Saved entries
================

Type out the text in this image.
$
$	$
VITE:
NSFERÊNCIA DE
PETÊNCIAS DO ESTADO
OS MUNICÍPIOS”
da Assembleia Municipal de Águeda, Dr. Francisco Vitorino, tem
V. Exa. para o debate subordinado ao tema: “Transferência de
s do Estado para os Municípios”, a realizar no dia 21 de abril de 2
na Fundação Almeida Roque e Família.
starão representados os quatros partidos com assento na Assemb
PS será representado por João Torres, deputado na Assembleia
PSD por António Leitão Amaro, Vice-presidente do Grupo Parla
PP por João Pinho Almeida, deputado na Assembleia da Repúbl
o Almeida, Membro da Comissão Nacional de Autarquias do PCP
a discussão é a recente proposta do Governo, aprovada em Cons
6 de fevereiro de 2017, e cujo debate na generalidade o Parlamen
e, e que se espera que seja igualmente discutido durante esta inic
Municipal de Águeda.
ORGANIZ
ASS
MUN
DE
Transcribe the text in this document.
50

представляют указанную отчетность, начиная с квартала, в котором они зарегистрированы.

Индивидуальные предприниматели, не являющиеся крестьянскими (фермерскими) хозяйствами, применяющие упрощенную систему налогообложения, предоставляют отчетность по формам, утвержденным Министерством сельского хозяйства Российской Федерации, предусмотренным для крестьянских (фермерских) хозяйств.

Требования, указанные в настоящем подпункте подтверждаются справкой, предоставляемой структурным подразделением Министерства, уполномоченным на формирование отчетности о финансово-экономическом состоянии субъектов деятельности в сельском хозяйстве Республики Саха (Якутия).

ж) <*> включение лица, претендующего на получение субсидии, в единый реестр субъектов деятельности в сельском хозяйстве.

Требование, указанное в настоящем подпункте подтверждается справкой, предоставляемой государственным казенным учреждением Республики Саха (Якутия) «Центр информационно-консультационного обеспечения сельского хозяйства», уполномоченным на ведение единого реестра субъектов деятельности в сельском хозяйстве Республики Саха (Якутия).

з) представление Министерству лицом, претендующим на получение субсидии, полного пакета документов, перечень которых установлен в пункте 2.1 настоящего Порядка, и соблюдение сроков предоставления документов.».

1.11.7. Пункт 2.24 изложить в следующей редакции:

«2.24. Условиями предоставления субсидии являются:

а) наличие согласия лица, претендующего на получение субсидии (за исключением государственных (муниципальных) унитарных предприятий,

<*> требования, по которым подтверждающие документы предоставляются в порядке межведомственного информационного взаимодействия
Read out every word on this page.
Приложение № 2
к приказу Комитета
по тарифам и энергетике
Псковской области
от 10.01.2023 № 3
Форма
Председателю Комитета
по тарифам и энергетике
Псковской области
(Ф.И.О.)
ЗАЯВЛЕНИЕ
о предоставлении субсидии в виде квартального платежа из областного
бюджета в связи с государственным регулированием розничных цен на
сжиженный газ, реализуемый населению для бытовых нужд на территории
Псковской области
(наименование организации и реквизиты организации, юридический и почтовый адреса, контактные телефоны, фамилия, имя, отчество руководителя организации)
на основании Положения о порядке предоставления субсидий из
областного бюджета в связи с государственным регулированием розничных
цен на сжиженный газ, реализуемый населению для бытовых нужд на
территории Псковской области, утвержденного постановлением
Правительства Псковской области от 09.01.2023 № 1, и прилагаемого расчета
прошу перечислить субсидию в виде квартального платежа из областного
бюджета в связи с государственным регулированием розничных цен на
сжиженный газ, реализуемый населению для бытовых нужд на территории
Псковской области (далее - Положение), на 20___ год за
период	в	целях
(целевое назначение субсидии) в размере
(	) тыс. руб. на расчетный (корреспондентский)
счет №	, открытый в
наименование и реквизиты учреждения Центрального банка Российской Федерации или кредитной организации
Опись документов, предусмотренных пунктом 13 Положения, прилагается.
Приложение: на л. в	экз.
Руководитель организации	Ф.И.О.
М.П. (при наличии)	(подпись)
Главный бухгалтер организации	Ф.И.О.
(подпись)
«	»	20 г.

================

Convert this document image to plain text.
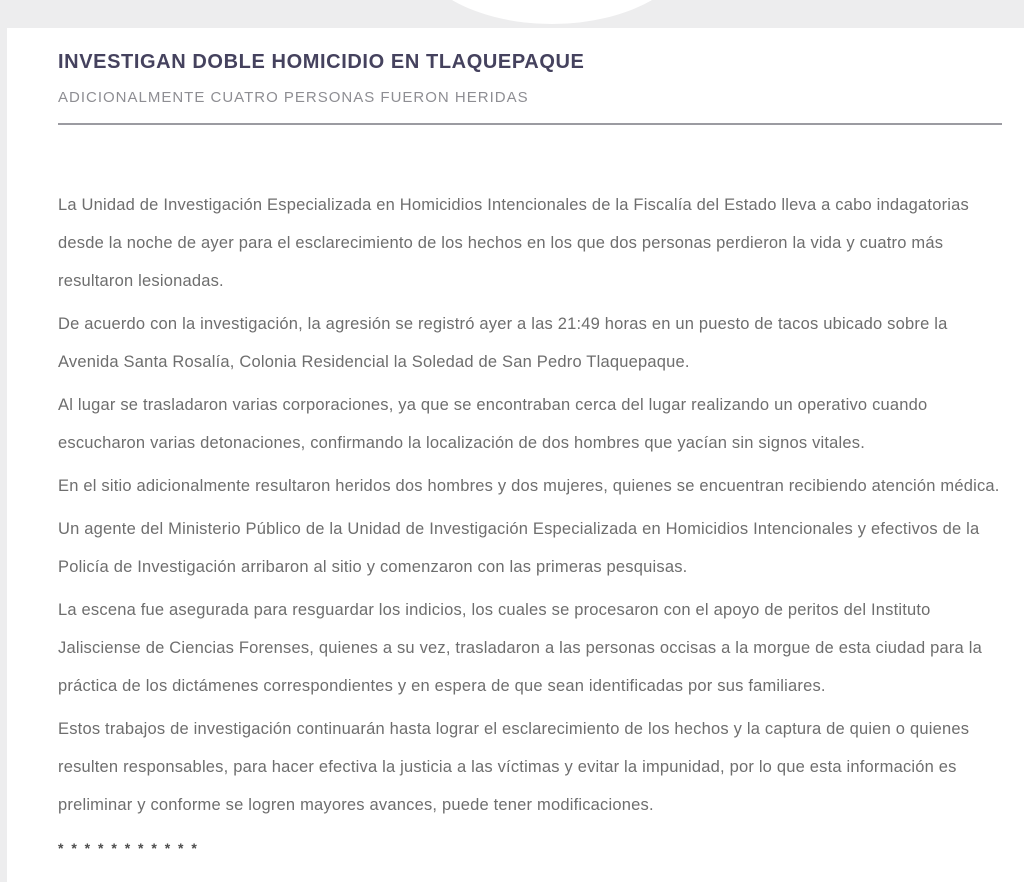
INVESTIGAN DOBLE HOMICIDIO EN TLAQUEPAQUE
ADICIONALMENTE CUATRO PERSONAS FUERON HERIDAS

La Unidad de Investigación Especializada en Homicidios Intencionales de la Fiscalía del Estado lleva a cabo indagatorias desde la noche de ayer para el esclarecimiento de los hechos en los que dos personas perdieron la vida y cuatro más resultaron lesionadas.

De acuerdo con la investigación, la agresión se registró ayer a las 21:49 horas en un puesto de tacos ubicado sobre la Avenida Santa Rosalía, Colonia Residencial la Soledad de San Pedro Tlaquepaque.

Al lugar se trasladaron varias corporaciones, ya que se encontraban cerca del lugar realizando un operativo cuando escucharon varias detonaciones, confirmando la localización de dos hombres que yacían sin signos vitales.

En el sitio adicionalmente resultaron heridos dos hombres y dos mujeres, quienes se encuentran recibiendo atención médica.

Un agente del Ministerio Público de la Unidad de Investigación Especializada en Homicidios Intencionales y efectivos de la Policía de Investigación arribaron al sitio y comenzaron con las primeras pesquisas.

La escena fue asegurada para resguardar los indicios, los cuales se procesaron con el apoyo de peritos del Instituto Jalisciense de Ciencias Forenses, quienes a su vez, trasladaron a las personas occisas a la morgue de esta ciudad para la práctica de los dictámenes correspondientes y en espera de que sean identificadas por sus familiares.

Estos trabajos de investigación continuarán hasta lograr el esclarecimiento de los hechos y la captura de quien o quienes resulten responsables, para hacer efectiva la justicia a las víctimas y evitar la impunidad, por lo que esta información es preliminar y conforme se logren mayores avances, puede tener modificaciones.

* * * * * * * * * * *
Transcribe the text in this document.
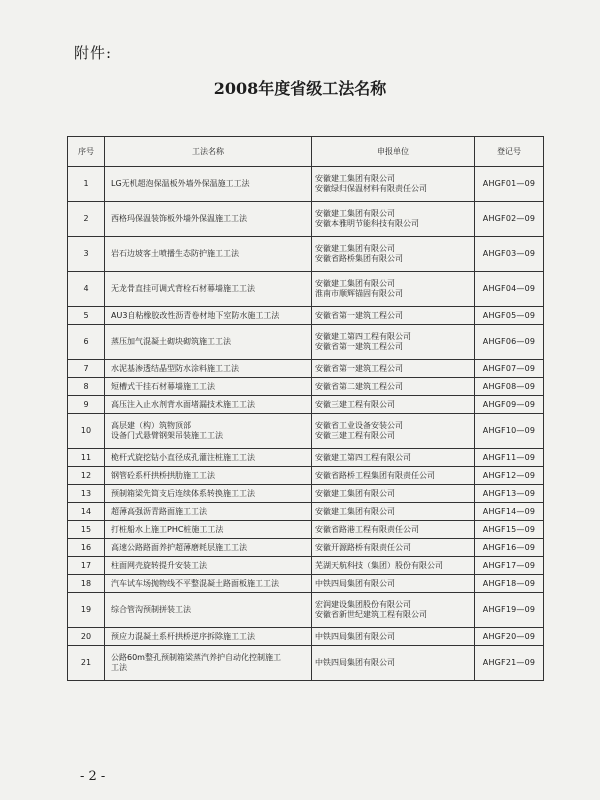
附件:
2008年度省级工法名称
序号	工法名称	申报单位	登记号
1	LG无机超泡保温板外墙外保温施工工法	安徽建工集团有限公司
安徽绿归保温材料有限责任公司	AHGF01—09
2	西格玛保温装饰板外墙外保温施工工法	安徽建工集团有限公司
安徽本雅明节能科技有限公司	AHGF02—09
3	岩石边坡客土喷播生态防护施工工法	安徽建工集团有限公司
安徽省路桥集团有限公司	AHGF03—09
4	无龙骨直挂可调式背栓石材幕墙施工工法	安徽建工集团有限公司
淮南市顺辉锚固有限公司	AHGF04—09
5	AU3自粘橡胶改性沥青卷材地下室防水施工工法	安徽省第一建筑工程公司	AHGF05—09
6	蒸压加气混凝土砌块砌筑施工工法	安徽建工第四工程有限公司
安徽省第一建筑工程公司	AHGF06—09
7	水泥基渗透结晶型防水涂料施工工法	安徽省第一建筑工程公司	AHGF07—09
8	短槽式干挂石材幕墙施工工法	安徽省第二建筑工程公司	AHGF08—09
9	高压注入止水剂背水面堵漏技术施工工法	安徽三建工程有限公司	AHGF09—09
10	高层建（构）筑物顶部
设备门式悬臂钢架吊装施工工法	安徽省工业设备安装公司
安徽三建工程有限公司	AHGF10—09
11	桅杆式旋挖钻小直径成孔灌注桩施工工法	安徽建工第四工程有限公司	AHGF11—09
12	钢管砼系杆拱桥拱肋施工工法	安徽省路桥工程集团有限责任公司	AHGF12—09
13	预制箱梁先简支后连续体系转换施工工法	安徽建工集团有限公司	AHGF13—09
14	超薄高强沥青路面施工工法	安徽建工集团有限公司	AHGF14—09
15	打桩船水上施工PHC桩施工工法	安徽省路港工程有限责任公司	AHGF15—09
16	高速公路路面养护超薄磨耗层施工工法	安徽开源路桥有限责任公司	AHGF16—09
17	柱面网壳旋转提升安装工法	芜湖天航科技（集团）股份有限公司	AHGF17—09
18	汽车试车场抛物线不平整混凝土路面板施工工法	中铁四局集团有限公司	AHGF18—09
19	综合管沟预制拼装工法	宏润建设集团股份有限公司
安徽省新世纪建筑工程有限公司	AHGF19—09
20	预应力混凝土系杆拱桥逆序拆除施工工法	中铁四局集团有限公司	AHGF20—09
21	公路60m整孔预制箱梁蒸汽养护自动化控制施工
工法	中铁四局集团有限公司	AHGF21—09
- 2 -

================

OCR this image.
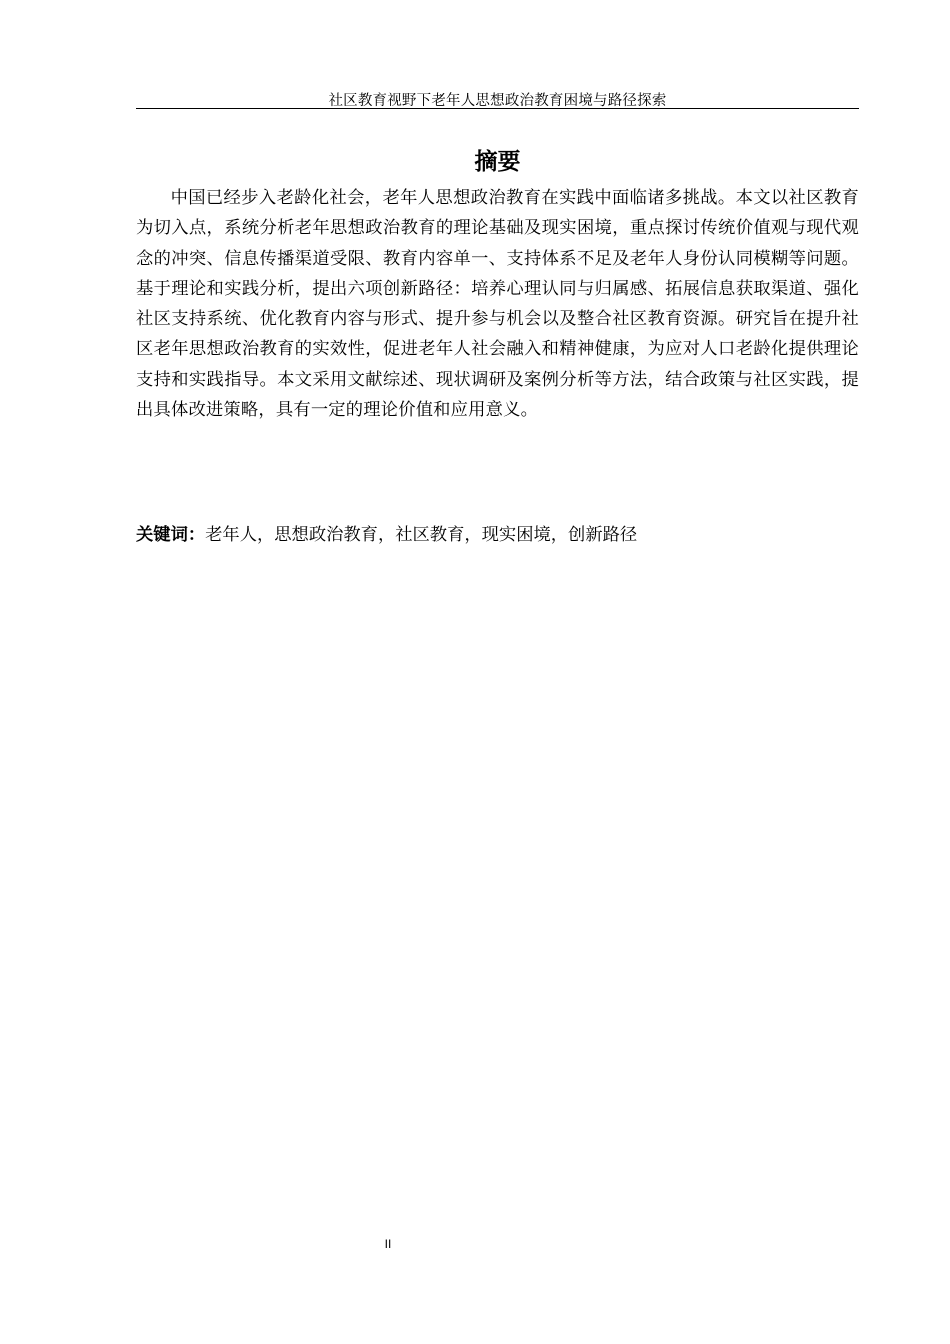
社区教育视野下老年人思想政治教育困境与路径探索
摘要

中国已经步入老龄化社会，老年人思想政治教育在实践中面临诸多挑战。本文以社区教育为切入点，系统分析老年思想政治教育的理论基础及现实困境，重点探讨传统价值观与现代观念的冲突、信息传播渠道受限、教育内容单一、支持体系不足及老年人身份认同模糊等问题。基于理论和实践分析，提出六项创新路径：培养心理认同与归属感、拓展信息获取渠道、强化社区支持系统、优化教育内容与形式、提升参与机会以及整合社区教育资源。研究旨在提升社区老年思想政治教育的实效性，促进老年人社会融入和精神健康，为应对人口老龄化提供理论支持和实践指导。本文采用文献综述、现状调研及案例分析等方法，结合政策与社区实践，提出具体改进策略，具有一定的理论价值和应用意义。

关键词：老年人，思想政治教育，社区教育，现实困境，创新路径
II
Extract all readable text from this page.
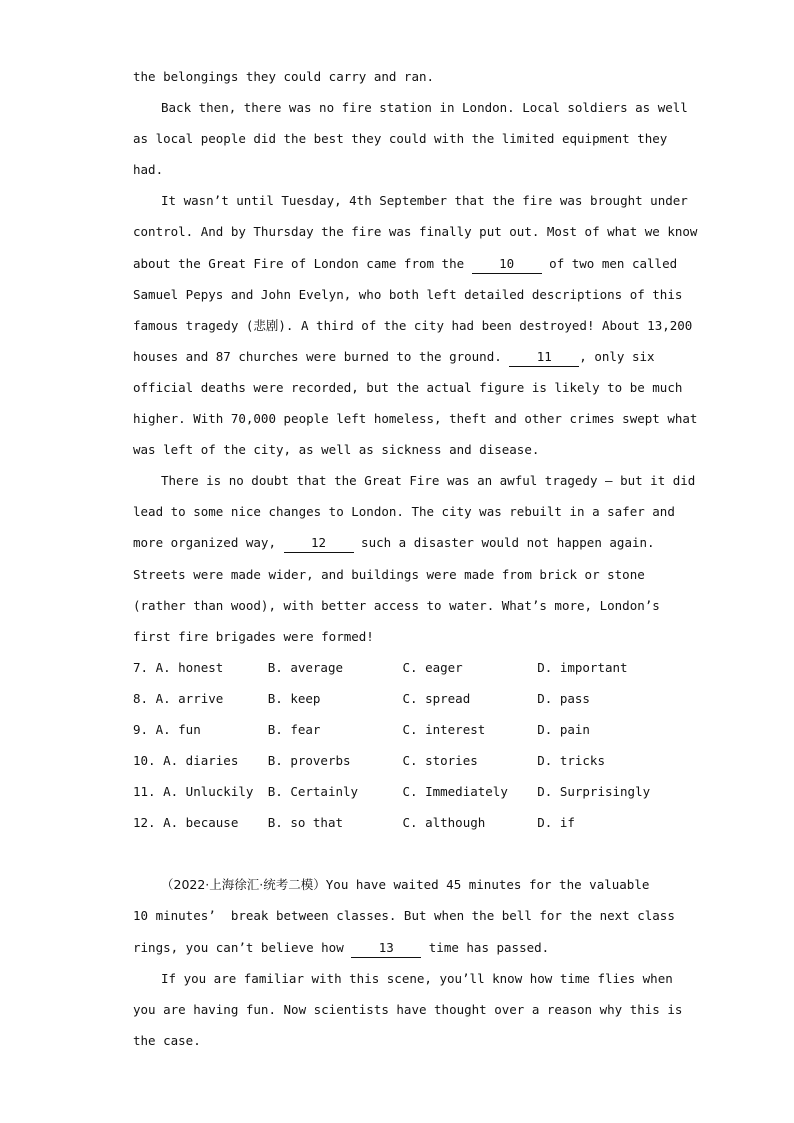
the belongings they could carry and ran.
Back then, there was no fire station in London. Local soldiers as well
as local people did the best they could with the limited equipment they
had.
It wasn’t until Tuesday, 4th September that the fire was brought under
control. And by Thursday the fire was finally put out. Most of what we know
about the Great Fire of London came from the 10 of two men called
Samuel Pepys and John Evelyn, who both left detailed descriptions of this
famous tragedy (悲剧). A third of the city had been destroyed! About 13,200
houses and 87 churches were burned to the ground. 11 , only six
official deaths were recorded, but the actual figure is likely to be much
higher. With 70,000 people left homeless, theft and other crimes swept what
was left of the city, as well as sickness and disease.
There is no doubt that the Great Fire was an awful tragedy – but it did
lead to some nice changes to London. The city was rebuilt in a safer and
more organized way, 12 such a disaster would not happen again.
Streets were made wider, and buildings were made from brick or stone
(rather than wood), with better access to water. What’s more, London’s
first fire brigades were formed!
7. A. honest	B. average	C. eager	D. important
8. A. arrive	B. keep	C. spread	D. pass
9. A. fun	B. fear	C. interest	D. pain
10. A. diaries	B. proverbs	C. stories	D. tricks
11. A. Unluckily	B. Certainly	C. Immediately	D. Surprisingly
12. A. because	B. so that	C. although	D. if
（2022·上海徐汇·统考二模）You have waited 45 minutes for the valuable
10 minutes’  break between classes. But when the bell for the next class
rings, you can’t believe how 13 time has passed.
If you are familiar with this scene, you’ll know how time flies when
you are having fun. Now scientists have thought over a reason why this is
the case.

================

▶ **TASK DESCRIPTION**
Lines containing the string "text" should be counted; reply with their number and nothing more.

▶ **RESPONSE FOR THIS EXERCISE**
5